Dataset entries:
>>>

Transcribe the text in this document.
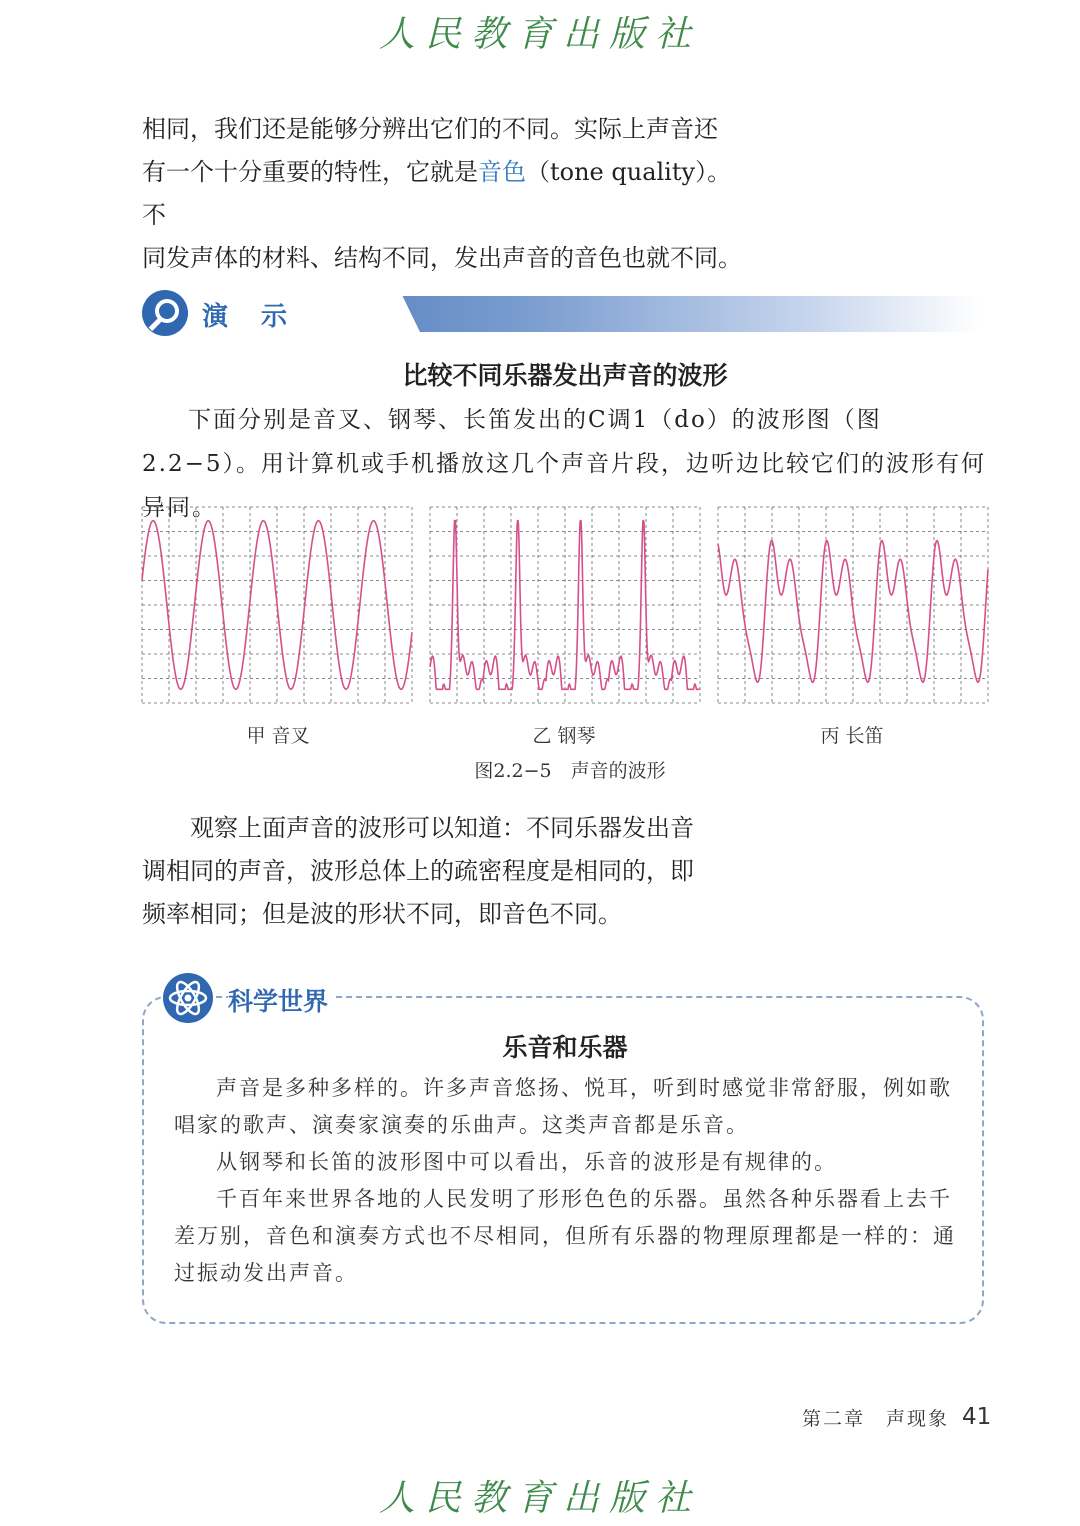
人民教育出版社

相同，我们还是能够分辨出它们的不同。实际上声音还

有一个十分重要的特性，它就是音色（tone quality）。不

同发声体的材料、结构不同，发出声音的音色也就不同。

演 示
比较不同乐器发出声音的波形

下面分别是音叉、钢琴、长笛发出的C调1（do）的波形图（图2.2−5）。用计算机或手机播放这几个声音片段，边听边比较它们的波形有何异同。

甲 音叉	乙 钢琴	丙 长笛
图2.2−5　声音的波形

观察上面声音的波形可以知道：不同乐器发出音

调相同的声音，波形总体上的疏密程度是相同的，即

频率相同；但是波的形状不同，即音色不同。

科学世界
乐音和乐器

声音是多种多样的。许多声音悠扬、悦耳，听到时感觉非常舒服，例如歌唱家的歌声、演奏家演奏的乐曲声。这类声音都是乐音。

从钢琴和长笛的波形图中可以看出，乐音的波形是有规律的。

千百年来世界各地的人民发明了形形色色的乐器。虽然各种乐器看上去千差万别，音色和演奏方式也不尽相同，但所有乐器的物理原理都是一样的：通过振动发出声音。

第二章　声现象 41
人民教育出版社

<<<

▶ [DIRECTION]: Omit all pictures while transcribing the entries verbatim.

▶ [WORKED SOLUTION]:
Transcribe the text in this document.
人民教育出版社

相同，我们还是能够分辨出它们的不同。实际上声音还

有一个十分重要的特性，它就是音色（tone quality）。不

同发声体的材料、结构不同，发出声音的音色也就不同。

演 示
比较不同乐器发出声音的波形

下面分别是音叉、钢琴、长笛发出的C调1（do）的波形图（图2.2−5）。用计算机或手机播放这几个声音片段，边听边比较它们的波形有何异同。

甲 音叉	乙 钢琴	丙 长笛
图2.2−5　声音的波形

观察上面声音的波形可以知道：不同乐器发出音

调相同的声音，波形总体上的疏密程度是相同的，即

频率相同；但是波的形状不同，即音色不同。

科学世界
乐音和乐器

声音是多种多样的。许多声音悠扬、悦耳，听到时感觉非常舒服，例如歌唱家的歌声、演奏家演奏的乐曲声。这类声音都是乐音。

从钢琴和长笛的波形图中可以看出，乐音的波形是有规律的。

千百年来世界各地的人民发明了形形色色的乐器。虽然各种乐器看上去千差万别，音色和演奏方式也不尽相同，但所有乐器的物理原理都是一样的：通过振动发出声音。

第二章　声现象 41
人民教育出版社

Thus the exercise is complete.